◆ Task instructions: Return every record below exactly as written, omitting any pictures.

◆ Raw records:
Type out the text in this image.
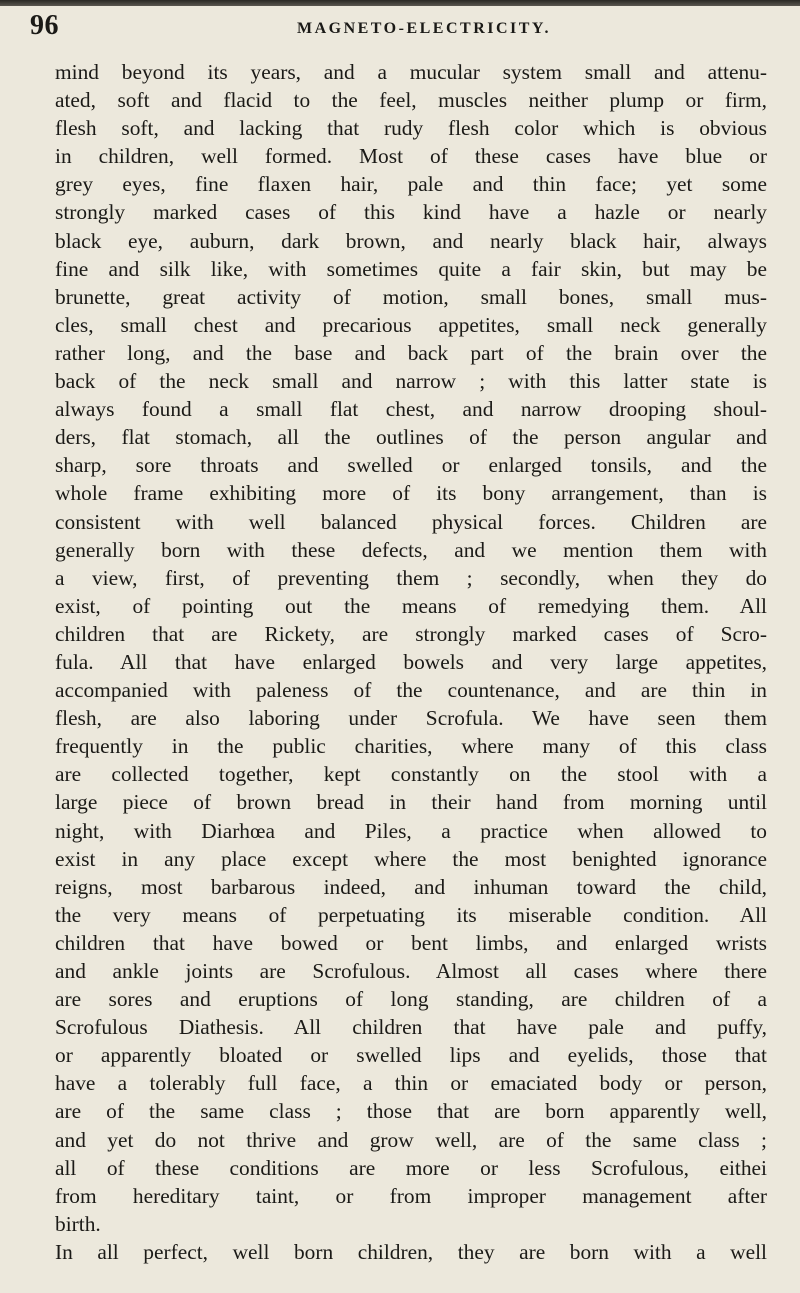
96	MAGNETO-ELECTRICITY.

mind beyond its years, and a mucular system small and attenu-

ated, soft and flacid to the feel, muscles neither plump or firm,

flesh soft, and lacking that rudy flesh color which is obvious

in children, well formed. Most of these cases have blue or

grey eyes, fine flaxen hair, pale and thin face; yet some

strongly marked cases of this kind have a hazle or nearly

black eye, auburn, dark brown, and nearly black hair, always

fine and silk like, with sometimes quite a fair skin, but may be

brunette, great activity of motion, small bones, small mus-

cles, small chest and precarious appetites, small neck generally

rather long, and the base and back part of the brain over the

back of the neck small and narrow ; with this latter state is

always found a small flat chest, and narrow drooping shoul-

ders, flat stomach, all the outlines of the person angular and

sharp, sore throats and swelled or enlarged tonsils, and the

whole frame exhibiting more of its bony arrangement, than is

consistent with well balanced physical forces. Children are

generally born with these defects, and we mention them with

a view, first, of preventing them ; secondly, when they do

exist, of pointing out the means of remedying them. All

children that are Rickety, are strongly marked cases of Scro-

fula. All that have enlarged bowels and very large appetites,

accompanied with paleness of the countenance, and are thin in

flesh, are also laboring under Scrofula. We have seen them

frequently in the public charities, where many of this class

are collected together, kept constantly on the stool with a

large piece of brown bread in their hand from morning until

night, with Diarhœa and Piles, a practice when allowed to

exist in any place except where the most benighted ignorance

reigns, most barbarous indeed, and inhuman toward the child,

the very means of perpetuating its miserable condition. All

children that have bowed or bent limbs, and enlarged wrists

and ankle joints are Scrofulous. Almost all cases where there

are sores and eruptions of long standing, are children of a

Scrofulous Diathesis. All children that have pale and puffy,

or apparently bloated or swelled lips and eyelids, those that

have a tolerably full face, a thin or emaciated body or person,

are of the same class ; those that are born apparently well,

and yet do not thrive and grow well, are of the same class ;

all of these conditions are more or less Scrofulous, eithei

from hereditary taint, or from improper management after

birth.

In all perfect, well born children, they are born with a well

◆ Complete answer:
Type out the text in this image.
96	MAGNETO-ELECTRICITY.

mind beyond its years, and a mucular system small and attenu-

ated, soft and flacid to the feel, muscles neither plump or firm,

flesh soft, and lacking that rudy flesh color which is obvious

in children, well formed. Most of these cases have blue or

grey eyes, fine flaxen hair, pale and thin face; yet some

strongly marked cases of this kind have a hazle or nearly

black eye, auburn, dark brown, and nearly black hair, always

fine and silk like, with sometimes quite a fair skin, but may be

brunette, great activity of motion, small bones, small mus-

cles, small chest and precarious appetites, small neck generally

rather long, and the base and back part of the brain over the

back of the neck small and narrow ; with this latter state is

always found a small flat chest, and narrow drooping shoul-

ders, flat stomach, all the outlines of the person angular and

sharp, sore throats and swelled or enlarged tonsils, and the

whole frame exhibiting more of its bony arrangement, than is

consistent with well balanced physical forces. Children are

generally born with these defects, and we mention them with

a view, first, of preventing them ; secondly, when they do

exist, of pointing out the means of remedying them. All

children that are Rickety, are strongly marked cases of Scro-

fula. All that have enlarged bowels and very large appetites,

accompanied with paleness of the countenance, and are thin in

flesh, are also laboring under Scrofula. We have seen them

frequently in the public charities, where many of this class

are collected together, kept constantly on the stool with a

large piece of brown bread in their hand from morning until

night, with Diarhœa and Piles, a practice when allowed to

exist in any place except where the most benighted ignorance

reigns, most barbarous indeed, and inhuman toward the child,

the very means of perpetuating its miserable condition. All

children that have bowed or bent limbs, and enlarged wrists

and ankle joints are Scrofulous. Almost all cases where there

are sores and eruptions of long standing, are children of a

Scrofulous Diathesis. All children that have pale and puffy,

or apparently bloated or swelled lips and eyelids, those that

have a tolerably full face, a thin or emaciated body or person,

are of the same class ; those that are born apparently well,

and yet do not thrive and grow well, are of the same class ;

all of these conditions are more or less Scrofulous, eithei

from hereditary taint, or from improper management after

birth.

In all perfect, well born children, they are born with a well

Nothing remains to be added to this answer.